> [Exercise task]:
Pictures aside, write out every record exactly as it appears.

> [Material shown]:
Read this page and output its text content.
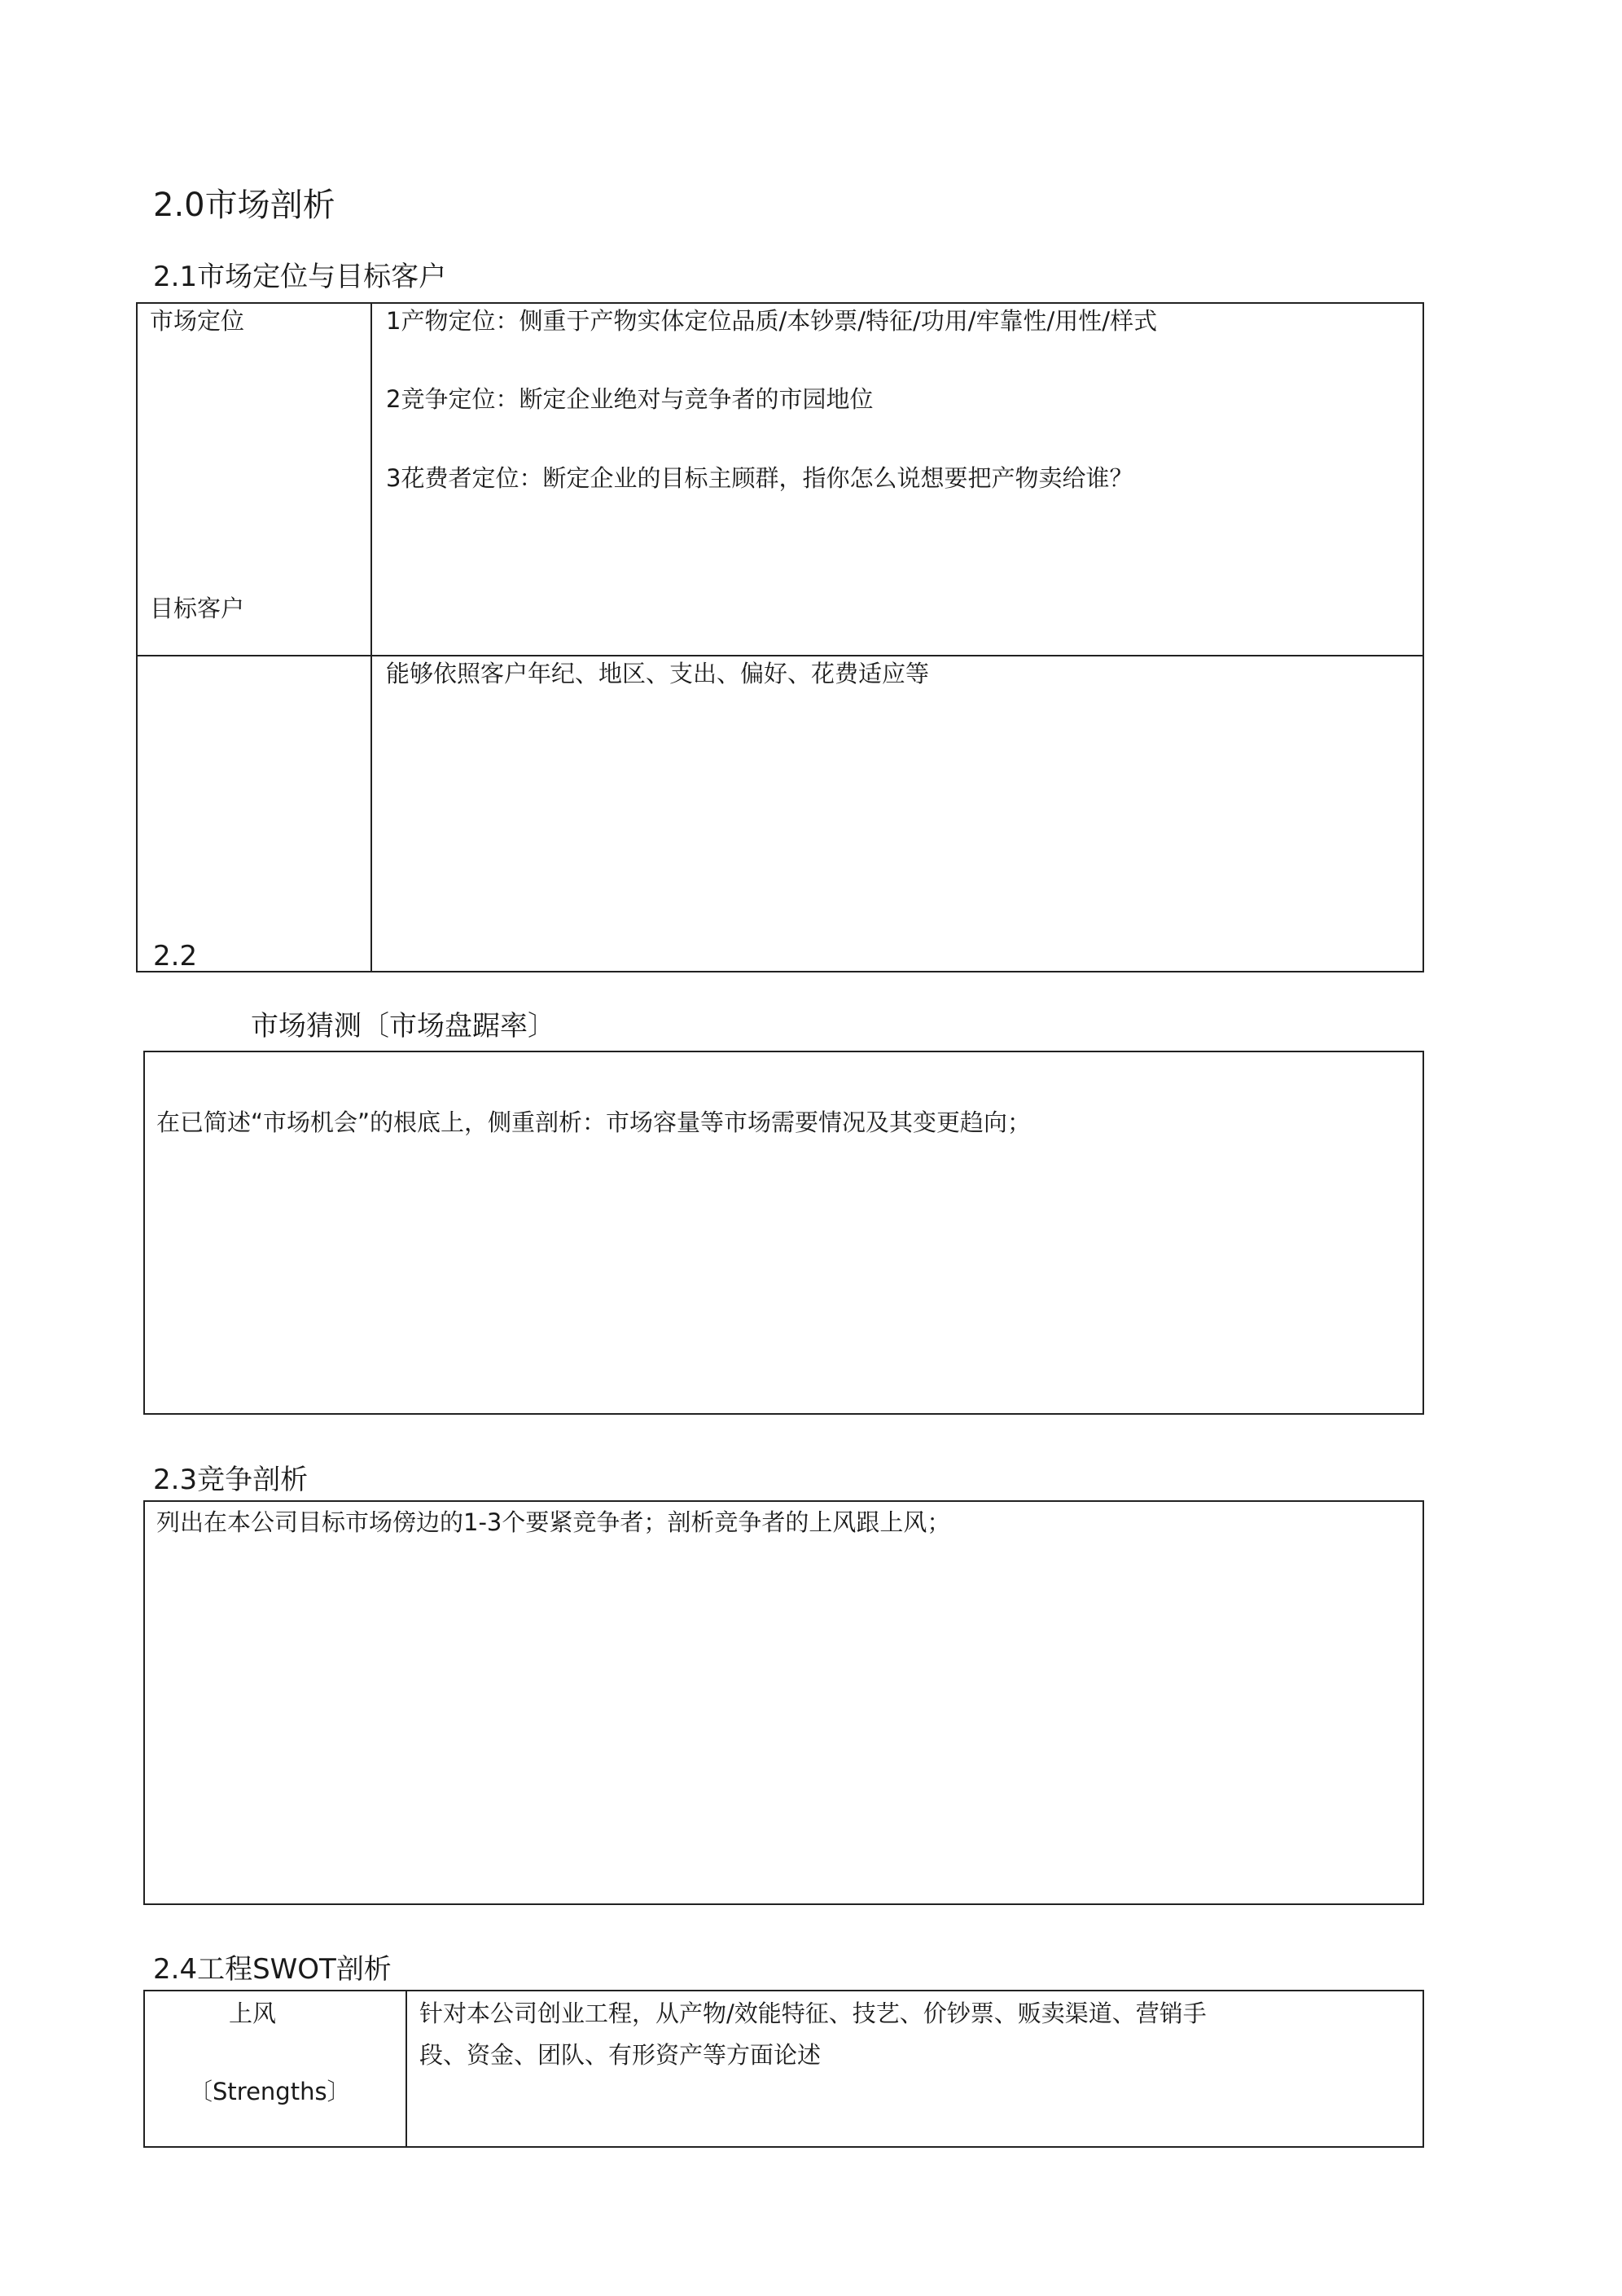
2.0市场剖析
2.1市场定位与目标客户
市场定位
目标客户
1产物定位：侧重于产物实体定位品质/本钞票/特征/功用/牢靠性/用性/样式
2竞争定位：断定企业绝对与竞争者的市园地位
3花费者定位：断定企业的目标主顾群，指你怎么说想要把产物卖给谁？
能够依照客户年纪、地区、支出、偏好、花费适应等
2.2
市场猜测〔市场盘踞率〕
在已简述“市场机会”的根底上，侧重剖析：市场容量等市场需要情况及其变更趋向；
2.3竞争剖析
列出在本公司目标市场傍边的1-3个要紧竞争者；剖析竞争者的上风跟上风；
2.4工程SWOT剖析
上风
〔Strengths〕
针对本公司创业工程，从产物/效能特征、技艺、价钞票、贩卖渠道、营销手
段、资金、团队、有形资产等方面论述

> [Exercise answer]:
Read this page and output its text content.
2.0市场剖析
2.1市场定位与目标客户
市场定位
目标客户
1产物定位：侧重于产物实体定位品质/本钞票/特征/功用/牢靠性/用性/样式
2竞争定位：断定企业绝对与竞争者的市园地位
3花费者定位：断定企业的目标主顾群，指你怎么说想要把产物卖给谁？
能够依照客户年纪、地区、支出、偏好、花费适应等
2.2
市场猜测〔市场盘踞率〕
在已简述“市场机会”的根底上，侧重剖析：市场容量等市场需要情况及其变更趋向；
2.3竞争剖析
列出在本公司目标市场傍边的1-3个要紧竞争者；剖析竞争者的上风跟上风；
2.4工程SWOT剖析
上风
〔Strengths〕
针对本公司创业工程，从产物/效能特征、技艺、价钞票、贩卖渠道、营销手
段、资金、团队、有形资产等方面论述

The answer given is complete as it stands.